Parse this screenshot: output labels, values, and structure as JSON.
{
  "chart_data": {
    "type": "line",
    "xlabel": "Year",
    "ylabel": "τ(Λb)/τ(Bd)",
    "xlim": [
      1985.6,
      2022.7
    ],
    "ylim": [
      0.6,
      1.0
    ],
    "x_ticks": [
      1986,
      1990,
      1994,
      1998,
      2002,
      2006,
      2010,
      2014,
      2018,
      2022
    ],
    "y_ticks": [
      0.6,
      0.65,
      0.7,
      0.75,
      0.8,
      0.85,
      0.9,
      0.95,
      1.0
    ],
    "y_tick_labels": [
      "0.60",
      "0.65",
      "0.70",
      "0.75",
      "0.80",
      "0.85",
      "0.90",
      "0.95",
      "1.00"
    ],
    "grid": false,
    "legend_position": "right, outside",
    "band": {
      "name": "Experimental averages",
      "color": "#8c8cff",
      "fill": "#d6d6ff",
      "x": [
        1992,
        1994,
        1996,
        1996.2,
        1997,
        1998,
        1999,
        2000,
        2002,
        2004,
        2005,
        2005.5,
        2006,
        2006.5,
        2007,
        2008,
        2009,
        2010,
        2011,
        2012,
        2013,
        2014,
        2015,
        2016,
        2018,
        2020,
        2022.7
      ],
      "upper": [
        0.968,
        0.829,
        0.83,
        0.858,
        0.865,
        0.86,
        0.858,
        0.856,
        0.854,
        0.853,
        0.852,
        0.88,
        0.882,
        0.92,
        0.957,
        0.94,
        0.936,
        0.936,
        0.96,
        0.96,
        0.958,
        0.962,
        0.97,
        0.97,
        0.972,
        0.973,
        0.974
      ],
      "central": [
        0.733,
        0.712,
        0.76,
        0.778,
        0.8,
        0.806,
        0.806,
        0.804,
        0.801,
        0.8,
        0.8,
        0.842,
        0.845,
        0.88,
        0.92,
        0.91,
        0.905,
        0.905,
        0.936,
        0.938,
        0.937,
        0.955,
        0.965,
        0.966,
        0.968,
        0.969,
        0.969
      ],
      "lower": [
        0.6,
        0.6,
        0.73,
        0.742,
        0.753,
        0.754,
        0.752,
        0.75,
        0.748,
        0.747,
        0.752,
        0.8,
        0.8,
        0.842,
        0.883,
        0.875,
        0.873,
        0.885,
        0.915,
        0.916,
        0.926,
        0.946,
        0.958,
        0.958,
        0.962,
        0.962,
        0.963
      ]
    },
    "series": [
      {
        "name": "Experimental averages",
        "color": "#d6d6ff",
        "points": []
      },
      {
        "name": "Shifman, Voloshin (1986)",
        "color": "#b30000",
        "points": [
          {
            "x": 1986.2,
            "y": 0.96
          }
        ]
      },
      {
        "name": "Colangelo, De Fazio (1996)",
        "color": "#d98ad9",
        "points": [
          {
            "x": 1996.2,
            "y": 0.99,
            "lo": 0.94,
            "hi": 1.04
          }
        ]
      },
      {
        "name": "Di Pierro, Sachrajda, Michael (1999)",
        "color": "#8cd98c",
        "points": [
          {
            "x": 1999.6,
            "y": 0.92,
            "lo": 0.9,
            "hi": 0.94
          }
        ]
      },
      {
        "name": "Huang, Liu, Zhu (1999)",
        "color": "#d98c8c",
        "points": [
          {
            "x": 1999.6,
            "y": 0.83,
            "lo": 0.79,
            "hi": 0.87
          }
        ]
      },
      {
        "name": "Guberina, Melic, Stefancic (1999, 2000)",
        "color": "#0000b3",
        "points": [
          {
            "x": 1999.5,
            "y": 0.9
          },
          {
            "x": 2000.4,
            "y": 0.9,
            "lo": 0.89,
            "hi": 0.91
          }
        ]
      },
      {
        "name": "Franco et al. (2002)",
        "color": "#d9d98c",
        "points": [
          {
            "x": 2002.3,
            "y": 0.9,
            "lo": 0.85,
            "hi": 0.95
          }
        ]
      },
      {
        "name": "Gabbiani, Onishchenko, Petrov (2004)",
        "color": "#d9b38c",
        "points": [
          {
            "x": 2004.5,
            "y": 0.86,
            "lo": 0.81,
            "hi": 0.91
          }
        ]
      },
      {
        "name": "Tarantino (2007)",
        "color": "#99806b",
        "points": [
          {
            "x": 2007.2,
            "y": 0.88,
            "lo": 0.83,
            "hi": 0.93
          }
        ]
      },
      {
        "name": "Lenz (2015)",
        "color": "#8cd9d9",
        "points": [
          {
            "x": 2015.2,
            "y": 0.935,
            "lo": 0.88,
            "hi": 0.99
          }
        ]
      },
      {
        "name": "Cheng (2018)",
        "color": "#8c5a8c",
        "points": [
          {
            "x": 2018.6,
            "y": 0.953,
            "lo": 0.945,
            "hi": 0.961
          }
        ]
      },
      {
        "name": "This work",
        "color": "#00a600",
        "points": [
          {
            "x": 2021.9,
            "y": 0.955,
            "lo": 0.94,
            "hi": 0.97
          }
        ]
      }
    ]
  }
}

■ **Task to carry out**:
Isolate the lines that hold the word "averages" and copy all of them.

■ **Response to this task**:
      "name": "Experimental averages",
        "name": "Experimental averages",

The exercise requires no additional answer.